━━━━━ Passage to read

A new government measure forces tourists visiting Greece this summer to fill in a special online corona screening form at least 48 hours before arriving into the country.
Greece is one of the European countries which has opened its borders for tourism, allowing people from most European countries as well as a select few others into its territory.
From 1st July, tourists from many European nations can travel to Greece by plane, ferry or overland by car or bus without being forced into quarantine or self-isolation on arrival.
The Greek government has however always said that it will do random testing on airports, sea ports and land borders to gather data and to check for possible corona virus (COVID-19 infections).
The authorities have now detailed their plans how this sample testing will look like and what tourists can expect when arriving in Greece.
Greek quality daily Kathimerini reported that all tourists are obliged to fill in an online form at least 48 hours before they arrive into the country.
The so-called Passenger Locator Form (PLF) includes information such as the traveller’s home address, duration of previous stays in other countries, as well as the addresses of all the places he or she will stay in Greece.
The PLF can be found online on this special Greek government travel website.
According to the website, passengers will receive a QR code by email shortly before their journey to Greece.
Reportedly, the percentage of people who need to undergo sample corona testing will be based on your risk profile, such as whether or not you might have visited other countries in the weeks before and the exact COVID-19 infection rate in your home area.

━━━━━━━━━━
━━━━━ Information supplied

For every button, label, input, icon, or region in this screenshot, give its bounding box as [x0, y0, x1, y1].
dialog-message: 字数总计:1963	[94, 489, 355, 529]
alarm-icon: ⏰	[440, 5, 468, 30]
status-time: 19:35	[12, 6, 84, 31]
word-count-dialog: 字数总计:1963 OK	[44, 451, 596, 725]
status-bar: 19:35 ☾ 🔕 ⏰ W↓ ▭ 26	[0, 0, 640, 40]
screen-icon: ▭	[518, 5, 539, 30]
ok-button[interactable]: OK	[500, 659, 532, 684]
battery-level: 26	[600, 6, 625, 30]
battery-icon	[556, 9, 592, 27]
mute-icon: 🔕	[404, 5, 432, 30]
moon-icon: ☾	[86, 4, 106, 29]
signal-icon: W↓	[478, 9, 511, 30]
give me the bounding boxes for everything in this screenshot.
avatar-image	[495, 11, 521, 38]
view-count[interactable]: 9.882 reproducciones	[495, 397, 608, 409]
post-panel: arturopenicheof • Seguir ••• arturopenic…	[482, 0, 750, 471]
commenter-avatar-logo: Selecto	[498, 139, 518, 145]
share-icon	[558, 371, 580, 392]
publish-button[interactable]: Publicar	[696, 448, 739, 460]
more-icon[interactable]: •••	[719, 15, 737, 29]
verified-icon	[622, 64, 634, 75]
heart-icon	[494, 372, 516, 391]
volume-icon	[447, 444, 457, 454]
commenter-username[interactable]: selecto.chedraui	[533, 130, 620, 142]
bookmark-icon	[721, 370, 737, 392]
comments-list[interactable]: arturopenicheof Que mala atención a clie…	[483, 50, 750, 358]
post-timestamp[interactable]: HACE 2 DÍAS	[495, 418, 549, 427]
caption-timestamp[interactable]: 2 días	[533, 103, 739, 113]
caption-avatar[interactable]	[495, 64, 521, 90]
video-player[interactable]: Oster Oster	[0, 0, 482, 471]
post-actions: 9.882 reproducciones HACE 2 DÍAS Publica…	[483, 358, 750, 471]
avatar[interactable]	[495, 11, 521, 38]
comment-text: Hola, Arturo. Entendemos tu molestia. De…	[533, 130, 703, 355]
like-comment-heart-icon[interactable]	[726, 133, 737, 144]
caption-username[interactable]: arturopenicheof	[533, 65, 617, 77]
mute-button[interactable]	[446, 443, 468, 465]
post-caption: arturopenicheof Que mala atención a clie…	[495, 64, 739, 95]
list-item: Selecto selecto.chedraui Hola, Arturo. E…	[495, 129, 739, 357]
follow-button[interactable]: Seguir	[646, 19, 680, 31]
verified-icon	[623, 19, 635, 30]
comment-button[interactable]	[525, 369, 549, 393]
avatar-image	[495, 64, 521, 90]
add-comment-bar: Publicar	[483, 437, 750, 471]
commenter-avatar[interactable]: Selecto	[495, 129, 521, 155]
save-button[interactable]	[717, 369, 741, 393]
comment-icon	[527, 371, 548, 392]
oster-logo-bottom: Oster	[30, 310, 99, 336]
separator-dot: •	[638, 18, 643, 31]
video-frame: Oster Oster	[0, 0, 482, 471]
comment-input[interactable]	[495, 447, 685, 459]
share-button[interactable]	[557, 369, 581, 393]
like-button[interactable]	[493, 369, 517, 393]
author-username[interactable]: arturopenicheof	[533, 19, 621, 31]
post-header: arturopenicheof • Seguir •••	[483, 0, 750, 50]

━━━━━━━━━━

=== Activity 1 ===
In the article on travel to Greece, rewrite the paragraph beginning "The so-called Passenger Locator Form (PLF)" as a short list, keeping its main facts.
=== Activity 2 ===
Answer these questions using the article on travel to Greece:
(a) From what date can tourists from many European nations enter Greece without quarantine?
(b) Which newspaper reported that all tourists must fill in an online form?
(c) What will passengers receive by email shortly before their journey?
=== Activity 3 ===
Please carry on the article on travel to Greece from its last sentence.
The records have nothing to do with the tasks.

=== Answer area 1 ===
The Passenger Locator Form (PLF) asks for:
- the traveller's home address
- how long the traveller previously stayed in other countries
- the addresses of every place the traveller will stay in Greece

=== Answer area 2 ===
(a) 1st July
(b) Kathimerini
(c) A QR code

=== Answer area 3 ===
Local media reported that this could mean that from a flight out of a low-risk country perhaps only 1 or 2 people might be tested, while from a flight out of a country with a higher rate of corona infections perhaps 8 people could be tested – all depending of course on the maximum testing capacity available at each border point.
The Greek website outlined the procedures which tourists can expect upon arrival. For example, the airport arrival procedure is as follows:
“Screening personnel direct passengers, depending on their QR code, either to the screening area or to the exit (baggage claim area or passport control).
“Until the screening results become available, passengers tested for the new coronavirus SARS-CoV-2 by a trained health team are obliged to self-isolate at the address of their final destination as declared on their passenger locator form (PLF). Upon completion of the screening, they are directed towards the exit.”
It is estimated that it takes up to 24 hours to receive the testing results.
As I booked a summer holiday to Greece myself, I just filled in the form to test it out. If you plan to go island hopping and stay at multiple places, it is a bit of an effort to fill in all details.
It took me some 15 minutes to fill in the form, after which I received the following email:
“Thank you for completing the Passenger Locator Form before your trip to Greece. We appreciate your cooperation in this extraordinary circumstance. We are doing everything we can to accommodate your stay in Greece and keep you safe.
“Beginning July 1, 2020, the Greek government has determined how the country will welcome travellers, carry out the necessary diagnostic screening, and keep everyone safe throughout the season.
“We will shortly be in touch again with more details with regards to your submitted PLF document.”
Want to visit Greece?
If people from your country are allowed to visit Greece and you are getting itchy feet, why not book a trip to the blue Aegean yourself?
Aegean Airlines currently runs a 30% discount offer on summer flights to Greece and lets children fly for free along! The offer is however only valid until the end of this month (30th June) so you have to be fast.
The PLF corona screening form makes a lot of sense as it will allow the government to base the random testing on some hard data and risk profiles.
I’m curious how it will work out in practice and am actually highly curious (or even a wee bit nervous?) what QR code I will receive and whether or not I will be selected for random screening.
Measures like this are however necessary for a country like Greece, which needs to walk a tightrope between saving its tourist economy and public health.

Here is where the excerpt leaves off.